◆ Text ◆
'New Voicemail' Pharmacy Spam Email
OutlineNotification email purporting to be from messaging service Viber claims that the recipient has a new voicemail and can click a "Listen" button to hear the message.
© Depositphotos.com/ olegsha
Brief AnalysisThe email is not from Viber and the "Listen" button does not open a missed voicemail. Instead, the link opens a dodgy pharmacy website that tries to sell various medications without the need for a doctor's prescription. The site may also contain malware. If this message comes your way, do not click any links that it contains.
Kyra tried to call you, but you didn't answer
You have a new voicemail.
Kyra tried to call you, but you didn't answer.
According to a message currently hitting inboxes, a person tried to call the recipient, but received no response. The email, which purports to be from messaging service Viber, invites users to click a "Listen" button to hear the missed voicemail message.
However, the "Listen" link does not lead to a stored voicemail message as expected. Instead, it takes users to a spammy online pharmacy website that tries to sell all manner of medicines to unwary visitors.

◆ Aim of the exercise ◆
Answer these questions from the spam email text.
1. Which messaging service does the email claim to come from?
2. What is the name of the button the email invites recipients to click?
3. What kind of website does that link actually open?
The rows have nothing to do with the spam email text.

◆ The data ◆
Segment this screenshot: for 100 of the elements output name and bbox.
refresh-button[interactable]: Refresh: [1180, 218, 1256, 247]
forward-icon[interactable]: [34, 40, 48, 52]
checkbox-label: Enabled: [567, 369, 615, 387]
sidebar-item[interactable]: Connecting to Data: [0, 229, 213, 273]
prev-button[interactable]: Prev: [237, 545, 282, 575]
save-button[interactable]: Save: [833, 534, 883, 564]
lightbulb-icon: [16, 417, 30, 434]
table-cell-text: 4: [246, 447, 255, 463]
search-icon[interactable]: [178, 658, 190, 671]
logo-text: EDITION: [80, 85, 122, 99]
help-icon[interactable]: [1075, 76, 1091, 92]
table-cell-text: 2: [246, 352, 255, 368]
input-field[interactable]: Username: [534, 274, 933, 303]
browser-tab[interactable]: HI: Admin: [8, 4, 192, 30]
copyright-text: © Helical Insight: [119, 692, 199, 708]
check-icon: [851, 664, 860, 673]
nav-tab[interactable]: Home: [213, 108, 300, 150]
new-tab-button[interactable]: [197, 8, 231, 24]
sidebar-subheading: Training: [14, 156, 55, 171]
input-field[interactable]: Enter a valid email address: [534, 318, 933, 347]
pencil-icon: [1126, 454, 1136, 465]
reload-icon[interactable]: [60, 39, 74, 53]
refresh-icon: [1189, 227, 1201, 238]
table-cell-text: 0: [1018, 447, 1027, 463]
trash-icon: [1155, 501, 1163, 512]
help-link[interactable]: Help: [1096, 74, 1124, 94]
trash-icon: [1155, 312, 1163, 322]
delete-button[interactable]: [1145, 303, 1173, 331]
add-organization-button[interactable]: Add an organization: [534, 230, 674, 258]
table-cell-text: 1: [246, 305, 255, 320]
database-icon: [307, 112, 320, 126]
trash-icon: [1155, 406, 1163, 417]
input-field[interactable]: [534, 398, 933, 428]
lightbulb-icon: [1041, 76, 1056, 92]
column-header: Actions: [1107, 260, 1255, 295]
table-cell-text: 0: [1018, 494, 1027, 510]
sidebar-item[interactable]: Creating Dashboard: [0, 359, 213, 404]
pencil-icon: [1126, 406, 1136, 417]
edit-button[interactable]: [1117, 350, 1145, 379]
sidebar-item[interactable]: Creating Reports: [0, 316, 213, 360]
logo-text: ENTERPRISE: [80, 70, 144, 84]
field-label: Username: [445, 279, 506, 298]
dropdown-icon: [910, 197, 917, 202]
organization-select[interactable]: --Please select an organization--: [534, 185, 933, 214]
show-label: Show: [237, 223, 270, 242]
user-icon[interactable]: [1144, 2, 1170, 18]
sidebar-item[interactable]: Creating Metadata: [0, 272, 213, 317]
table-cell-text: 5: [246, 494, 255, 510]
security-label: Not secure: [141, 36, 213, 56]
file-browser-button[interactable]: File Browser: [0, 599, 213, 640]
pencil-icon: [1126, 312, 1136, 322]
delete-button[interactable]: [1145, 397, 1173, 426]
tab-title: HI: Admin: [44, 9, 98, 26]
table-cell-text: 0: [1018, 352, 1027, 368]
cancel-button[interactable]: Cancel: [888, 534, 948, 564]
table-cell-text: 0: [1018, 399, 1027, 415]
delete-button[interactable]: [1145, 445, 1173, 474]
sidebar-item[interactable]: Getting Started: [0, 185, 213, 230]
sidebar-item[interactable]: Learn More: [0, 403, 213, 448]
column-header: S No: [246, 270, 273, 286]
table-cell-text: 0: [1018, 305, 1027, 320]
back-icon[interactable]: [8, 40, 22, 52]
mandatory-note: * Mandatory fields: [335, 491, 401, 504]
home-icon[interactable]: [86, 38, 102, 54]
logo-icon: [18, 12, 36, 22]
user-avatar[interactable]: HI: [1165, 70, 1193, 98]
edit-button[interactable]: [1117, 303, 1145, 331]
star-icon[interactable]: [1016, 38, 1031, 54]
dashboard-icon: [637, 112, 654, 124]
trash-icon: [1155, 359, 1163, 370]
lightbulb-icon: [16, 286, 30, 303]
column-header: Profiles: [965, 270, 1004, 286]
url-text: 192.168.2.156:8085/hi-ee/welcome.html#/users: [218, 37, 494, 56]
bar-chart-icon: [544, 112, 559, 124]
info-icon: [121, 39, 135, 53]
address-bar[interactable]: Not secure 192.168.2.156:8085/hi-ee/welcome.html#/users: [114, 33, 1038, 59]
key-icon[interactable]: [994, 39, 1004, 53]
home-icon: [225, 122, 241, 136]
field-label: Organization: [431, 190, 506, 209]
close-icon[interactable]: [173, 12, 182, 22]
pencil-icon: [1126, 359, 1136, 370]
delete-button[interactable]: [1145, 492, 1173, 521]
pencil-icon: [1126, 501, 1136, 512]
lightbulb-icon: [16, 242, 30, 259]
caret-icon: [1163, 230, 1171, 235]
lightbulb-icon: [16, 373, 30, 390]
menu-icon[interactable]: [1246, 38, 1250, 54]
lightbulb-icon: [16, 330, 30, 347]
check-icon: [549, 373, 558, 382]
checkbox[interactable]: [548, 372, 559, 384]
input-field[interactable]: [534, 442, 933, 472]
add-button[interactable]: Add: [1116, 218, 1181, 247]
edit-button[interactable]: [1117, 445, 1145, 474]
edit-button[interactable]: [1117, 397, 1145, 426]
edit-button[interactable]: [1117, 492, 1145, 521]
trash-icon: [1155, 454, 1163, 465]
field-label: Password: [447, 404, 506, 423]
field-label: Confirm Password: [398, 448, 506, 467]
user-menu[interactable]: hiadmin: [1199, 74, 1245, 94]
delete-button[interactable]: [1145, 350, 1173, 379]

◆ Answer space ◆
1. Viber.
2. "Listen."
3. A dodgy online pharmacy website that tries to sell medications without a doctor's prescription.